=== EXERCISE AIM ===
Reproduce the listing below exactly. Pictures do not belong in the copy.

=== EXERCISE INPUTS ===
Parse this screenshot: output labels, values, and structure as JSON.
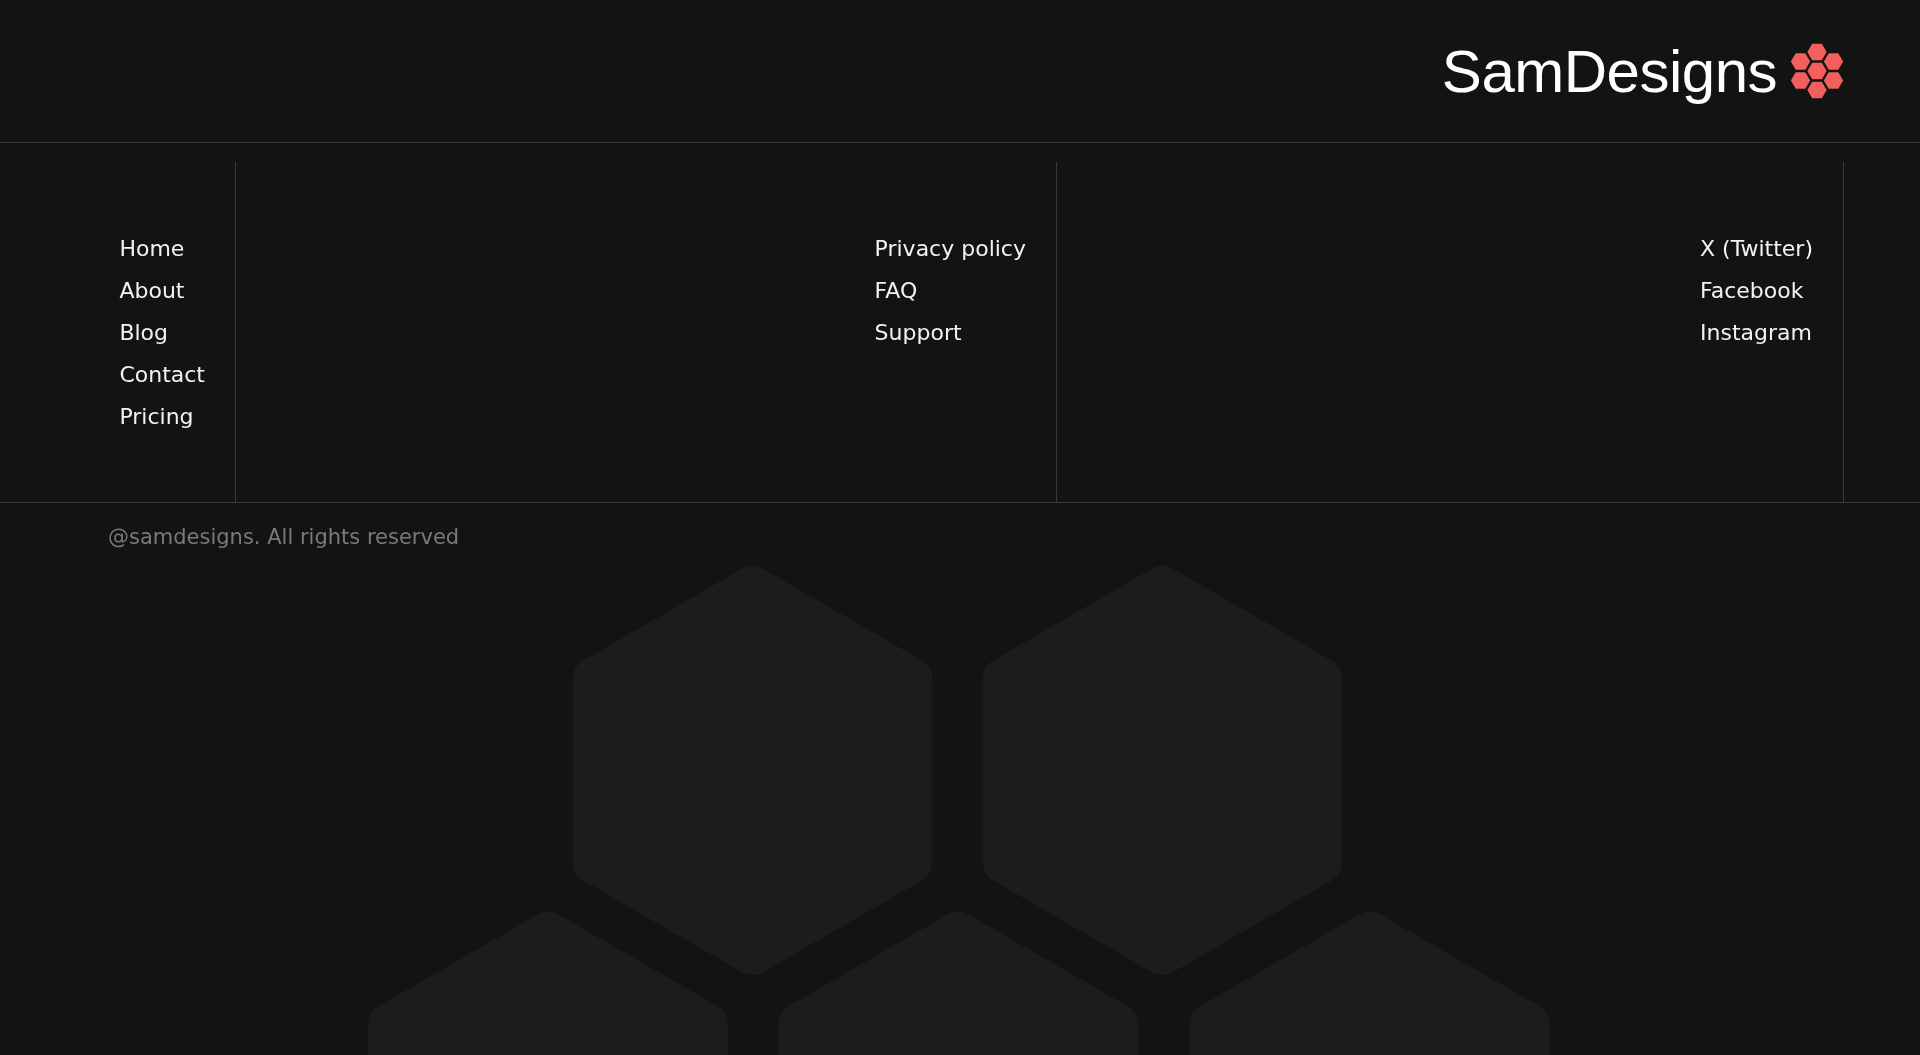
{
  "header": {
    "logo_text": "SamDesigns"
  },
  "columns": [
    {
      "links": [
        "Home",
        "About",
        "Blog",
        "Contact",
        "Pricing"
      ]
    },
    {
      "links": [
        "Privacy policy",
        "FAQ",
        "Support"
      ]
    },
    {
      "links": [
        "X (Twitter)",
        "Facebook",
        "Instagram"
      ]
    }
  ],
  "copyright": "@samdesigns. All rights reserved"
}
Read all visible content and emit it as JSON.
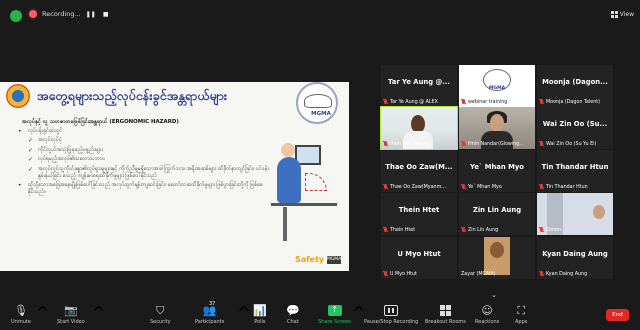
{
  "topbar": {
    "recording_label": "Recording...",
    "view_label": "View"
  },
  "slide": {
    "title": "အတွေ့ရများသည့်လုပ်ငန်းခွင်အန္တရာယ်များ",
    "subtitle": "အလုပ်နှင့် လူ သဟဇာတမဖြစ်ခြင်းအန္တရာယ် (ERGONOMIC HAZARD)",
    "logo_text": "MGMA",
    "items": [
      {
        "level": "main",
        "text": "လုပ်ငန်းခွင်ထဲတွင်"
      },
      {
        "level": "sub",
        "text": "အလုပ်လုပ်ပုံ"
      },
      {
        "level": "sub",
        "text": "ကိုင်တွယ်အသုံးပြုရမည့်ပစ္စည်းများ"
      },
      {
        "level": "sub",
        "text": "လုပ်ရမည့်အလုပ်၏သဘောသဘာဝ"
      },
      {
        "level": "sub",
        "text": "အလုပ်လုပ်သူ့ကိုယ်ခန္ဓာ၏လှုပ်ရှားမှုများနှင့် ကိုက်ညီမှုမရှိသောအခါ ကြွက်သား၊ အရိုးအဆစ်များ ထိခိုက်နာကျင်ခြင်း၊ ပင်ပန်းနွမ်းနယ်ခြင်း စသည့် ကျန်းမာရေးထိခိုက်မှုများ ဖြစ်ပေါ်နိုင်သည်"
      },
      {
        "level": "main",
        "text": "ထိုသို့သောအခြေအနေမျိုးဖြစ်ပေါ်ခြင်းသည် အလုပ်ထွက်နှုန်းကျဆင်းခြင်း၊ မတော်တဆထိခိုက်မှုများ ဖြစ်ပွားခြင်းတို့ကို ဖြစ်စေနိုင်သည်။"
      }
    ],
    "brand": "Safety",
    "brand_badge": "MGMA"
  },
  "participants": [
    {
      "display": "Tar Ye Aung @...",
      "label": "Tar Ye Aung @ ALEX",
      "video": false
    },
    {
      "display": "",
      "label": "webinar training",
      "video": "logo"
    },
    {
      "display": "Moonja (Dagon...",
      "label": "Moonja (Dagon Talent)",
      "video": false
    },
    {
      "display": "",
      "label": "Hein Myo Naung",
      "video": "a",
      "active": true
    },
    {
      "display": "",
      "label": "Hnin Nandar(Glowing...",
      "video": "b"
    },
    {
      "display": "Wai Zin Oo (Su...",
      "label": "Wai Zin Oo (Su Yu Ei)",
      "video": false
    },
    {
      "display": "Thae Oo Zaw(M...",
      "label": "Thae Oo Zaw(Myanm...",
      "video": false
    },
    {
      "display": "Ye` Mhan Myo",
      "label": "Ye` Mhan Myo",
      "video": false
    },
    {
      "display": "Tin Thandar Htun",
      "label": "Tin Thandar Htun",
      "video": false
    },
    {
      "display": "Thein Htet",
      "label": "Thein Htet",
      "video": false
    },
    {
      "display": "Zin Lin Aung",
      "label": "Zin Lin Aung",
      "video": false
    },
    {
      "display": "",
      "label": "Eimon",
      "video": "e"
    },
    {
      "display": "U Myo Htut",
      "label": "U Myo Htut",
      "video": false
    },
    {
      "display": "",
      "label": "Zayar (MGMA)",
      "video": "avatar"
    },
    {
      "display": "Kyan Daing Aung",
      "label": "Kyan Daing Aung",
      "video": false
    }
  ],
  "toolbar": {
    "unmute": "Unmute",
    "start_video": "Start Video",
    "security": "Security",
    "participants": "Participants",
    "participant_count": "37",
    "polls": "Polls",
    "chat": "Chat",
    "share_screen": "Share Screen",
    "pause_recording": "Pause/Stop Recording",
    "breakout_rooms": "Breakout Rooms",
    "reactions": "Reactions",
    "apps": "Apps",
    "end": "End"
  },
  "colors": {
    "accent_green": "#22c55e",
    "end_red": "#e02828",
    "slide_title": "#2b3b8f",
    "recording_red": "#ff5a66"
  }
}
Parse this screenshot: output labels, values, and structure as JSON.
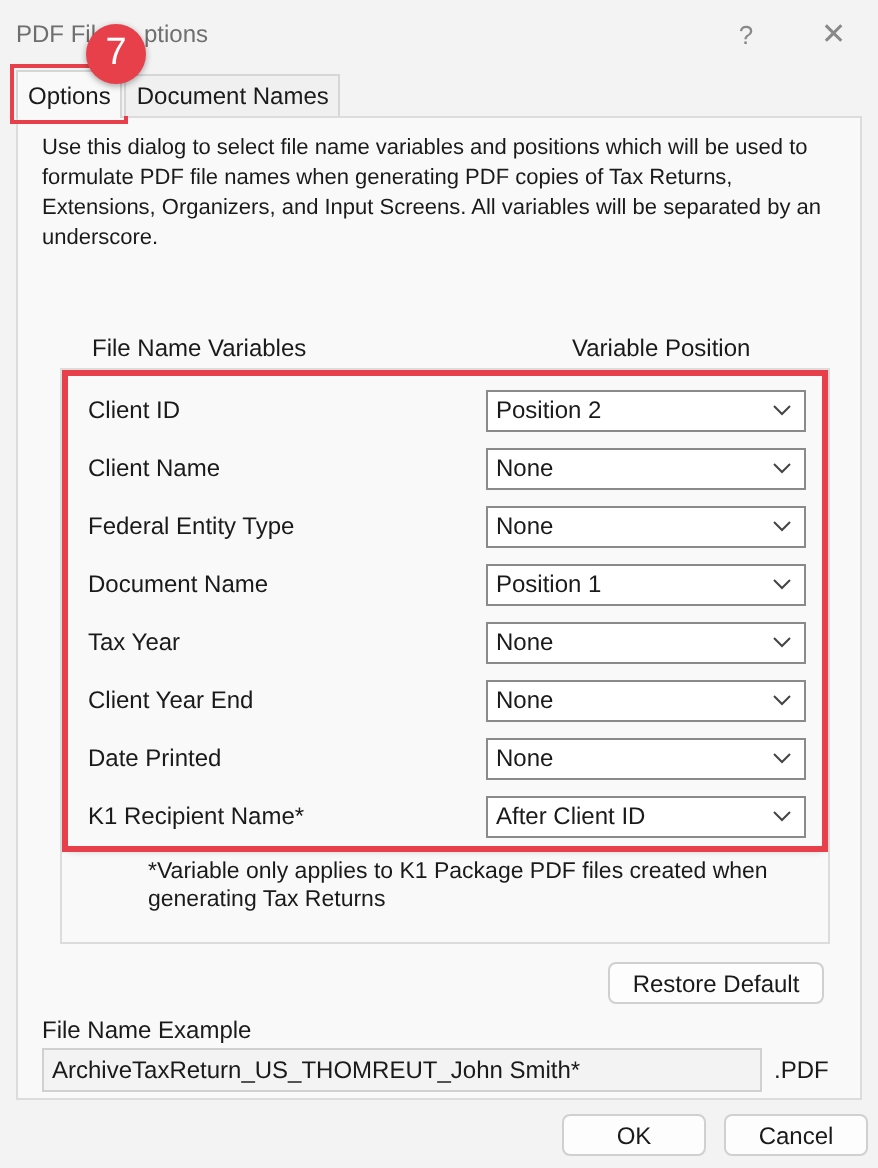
{
  "window": {
    "title_parts": [
      "PDF Fil",
      "ptions"
    ],
    "buttons": [
      {
        "kind": "help",
        "label": "?"
      },
      {
        "kind": "close",
        "label": "✕"
      }
    ]
  },
  "step_badge": {
    "label": "7"
  },
  "tabs": [
    {
      "label": "Options",
      "selected": true,
      "highlighted": true
    },
    {
      "label": "Document Names",
      "selected": false,
      "highlighted": false
    }
  ],
  "description": "Use this dialog to select file name variables and positions which will be used to formulate PDF file names when generating PDF copies of Tax Returns, Extensions, Organizers, and Input Screens.  All variables will be separated by an underscore.",
  "variables": {
    "column_headers": [
      "File Name Variables",
      "Variable Position"
    ],
    "highlighted": true,
    "rows": [
      {
        "name": "Client ID",
        "position": "Position 2"
      },
      {
        "name": "Client Name",
        "position": "None"
      },
      {
        "name": "Federal Entity Type",
        "position": "None"
      },
      {
        "name": "Document Name",
        "position": "Position 1"
      },
      {
        "name": "Tax Year",
        "position": "None"
      },
      {
        "name": "Client Year End",
        "position": "None"
      },
      {
        "name": "Date Printed",
        "position": "None"
      },
      {
        "name": "K1 Recipient Name*",
        "position": "After Client ID"
      }
    ],
    "footnote": "*Variable only applies to K1 Package PDF files created when generating Tax Returns"
  },
  "restore_button": "Restore Default",
  "example": {
    "label": "File Name Example",
    "value": "ArchiveTaxReturn_US_THOMREUT_John Smith*",
    "extension": ".PDF"
  },
  "buttons": [
    "OK",
    "Cancel"
  ]
}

=== REPLY TO THE EXERCISE ===
Parse this screenshot: output labels, values, and structure as JSON.
{
  "header": {
    "logo_text": "SamDesigns"
  },
  "columns": [
    {
      "links": [
        "Home",
        "About",
        "Blog",
        "Contact",
        "Pricing"
      ]
    },
    {
      "links": [
        "Privacy policy",
        "FAQ",
        "Support"
      ]
    },
    {
      "links": [
        "X (Twitter)",
        "Facebook",
        "Instagram"
      ]
    }
  ],
  "copyright": "@samdesigns. All rights reserved"
}
Read all visible content and emit it as JSON.
{
  "topbar": {
    "recording_label": "Recording...",
    "view_label": "View"
  },
  "slide": {
    "title": "အတွေ့ရများသည့်လုပ်ငန်းခွင်အန္တရာယ်များ",
    "subtitle": "အလုပ်နှင့် လူ သဟဇာတမဖြစ်ခြင်းအန္တရာယ် (ERGONOMIC HAZARD)",
    "logo_text": "MGMA",
    "items": [
      {
        "level": "main",
        "text": "လုပ်ငန်းခွင်ထဲတွင်"
      },
      {
        "level": "sub",
        "text": "အလုပ်လုပ်ပုံ"
      },
      {
        "level": "sub",
        "text": "ကိုင်တွယ်အသုံးပြုရမည့်ပစ္စည်းများ"
      },
      {
        "level": "sub",
        "text": "လုပ်ရမည့်အလုပ်၏သဘောသဘာဝ"
      },
      {
        "level": "sub",
        "text": "အလုပ်လုပ်သူ့ကိုယ်ခန္ဓာ၏လှုပ်ရှားမှုများနှင့် ကိုက်ညီမှုမရှိသောအခါ ကြွက်သား၊ အရိုးအဆစ်များ ထိခိုက်နာကျင်ခြင်း၊ ပင်ပန်းနွမ်းနယ်ခြင်း စသည့် ကျန်းမာရေးထိခိုက်မှုများ ဖြစ်ပေါ်နိုင်သည်"
      },
      {
        "level": "main",
        "text": "ထိုသို့သောအခြေအနေမျိုးဖြစ်ပေါ်ခြင်းသည် အလုပ်ထွက်နှုန်းကျဆင်းခြင်း၊ မတော်တဆထိခိုက်မှုများ ဖြစ်ပွားခြင်းတို့ကို ဖြစ်စေနိုင်သည်။"
      }
    ],
    "brand": "Safety",
    "brand_badge": "MGMA"
  },
  "participants": [
    {
      "display": "Tar Ye Aung @...",
      "label": "Tar Ye Aung @ ALEX",
      "video": false
    },
    {
      "display": "",
      "label": "webinar training",
      "video": "logo"
    },
    {
      "display": "Moonja (Dagon...",
      "label": "Moonja (Dagon Talent)",
      "video": false
    },
    {
      "display": "",
      "label": "Hein Myo Naung",
      "video": "a",
      "active": true
    },
    {
      "display": "",
      "label": "Hnin Nandar(Glowing...",
      "video": "b"
    },
    {
      "display": "Wai Zin Oo (Su...",
      "label": "Wai Zin Oo (Su Yu Ei)",
      "video": false
    },
    {
      "display": "Thae Oo Zaw(M...",
      "label": "Thae Oo Zaw(Myanm...",
      "video": false
    },
    {
      "display": "Ye` Mhan Myo",
      "label": "Ye` Mhan Myo",
      "video": false
    },
    {
      "display": "Tin Thandar Htun",
      "label": "Tin Thandar Htun",
      "video": false
    },
    {
      "display": "Thein Htet",
      "label": "Thein Htet",
      "video": false
    },
    {
      "display": "Zin Lin Aung",
      "label": "Zin Lin Aung",
      "video": false
    },
    {
      "display": "",
      "label": "Eimon",
      "video": "e"
    },
    {
      "display": "U Myo Htut",
      "label": "U Myo Htut",
      "video": false
    },
    {
      "display": "",
      "label": "Zayar (MGMA)",
      "video": "avatar"
    },
    {
      "display": "Kyan Daing Aung",
      "label": "Kyan Daing Aung",
      "video": false
    }
  ],
  "toolbar": {
    "unmute": "Unmute",
    "start_video": "Start Video",
    "security": "Security",
    "participants": "Participants",
    "participant_count": "37",
    "polls": "Polls",
    "chat": "Chat",
    "share_screen": "Share Screen",
    "pause_recording": "Pause/Stop Recording",
    "breakout_rooms": "Breakout Rooms",
    "reactions": "Reactions",
    "apps": "Apps",
    "end": "End"
  },
  "colors": {
    "accent_green": "#22c55e",
    "end_red": "#e02828",
    "slide_title": "#2b3b8f",
    "recording_red": "#ff5a66"
  }
}
Parse this screenshot: output labels, values, and structure as JSON.
{
  "window": {
    "title_parts": [
      "PDF Fil",
      "ptions"
    ],
    "buttons": [
      {
        "kind": "help",
        "label": "?"
      },
      {
        "kind": "close",
        "label": "✕"
      }
    ]
  },
  "step_badge": {
    "label": "7"
  },
  "tabs": [
    {
      "label": "Options",
      "selected": true,
      "highlighted": true
    },
    {
      "label": "Document Names",
      "selected": false,
      "highlighted": false
    }
  ],
  "description": "Use this dialog to select file name variables and positions which will be used to formulate PDF file names when generating PDF copies of Tax Returns, Extensions, Organizers, and Input Screens.  All variables will be separated by an underscore.",
  "variables": {
    "column_headers": [
      "File Name Variables",
      "Variable Position"
    ],
    "highlighted": true,
    "rows": [
      {
        "name": "Client ID",
        "position": "Position 2"
      },
      {
        "name": "Client Name",
        "position": "None"
      },
      {
        "name": "Federal Entity Type",
        "position": "None"
      },
      {
        "name": "Document Name",
        "position": "Position 1"
      },
      {
        "name": "Tax Year",
        "position": "None"
      },
      {
        "name": "Client Year End",
        "position": "None"
      },
      {
        "name": "Date Printed",
        "position": "None"
      },
      {
        "name": "K1 Recipient Name*",
        "position": "After Client ID"
      }
    ],
    "footnote": "*Variable only applies to K1 Package PDF files created when generating Tax Returns"
  },
  "restore_button": "Restore Default",
  "example": {
    "label": "File Name Example",
    "value": "ArchiveTaxReturn_US_THOMREUT_John Smith*",
    "extension": ".PDF"
  },
  "buttons": [
    "OK",
    "Cancel"
  ]
}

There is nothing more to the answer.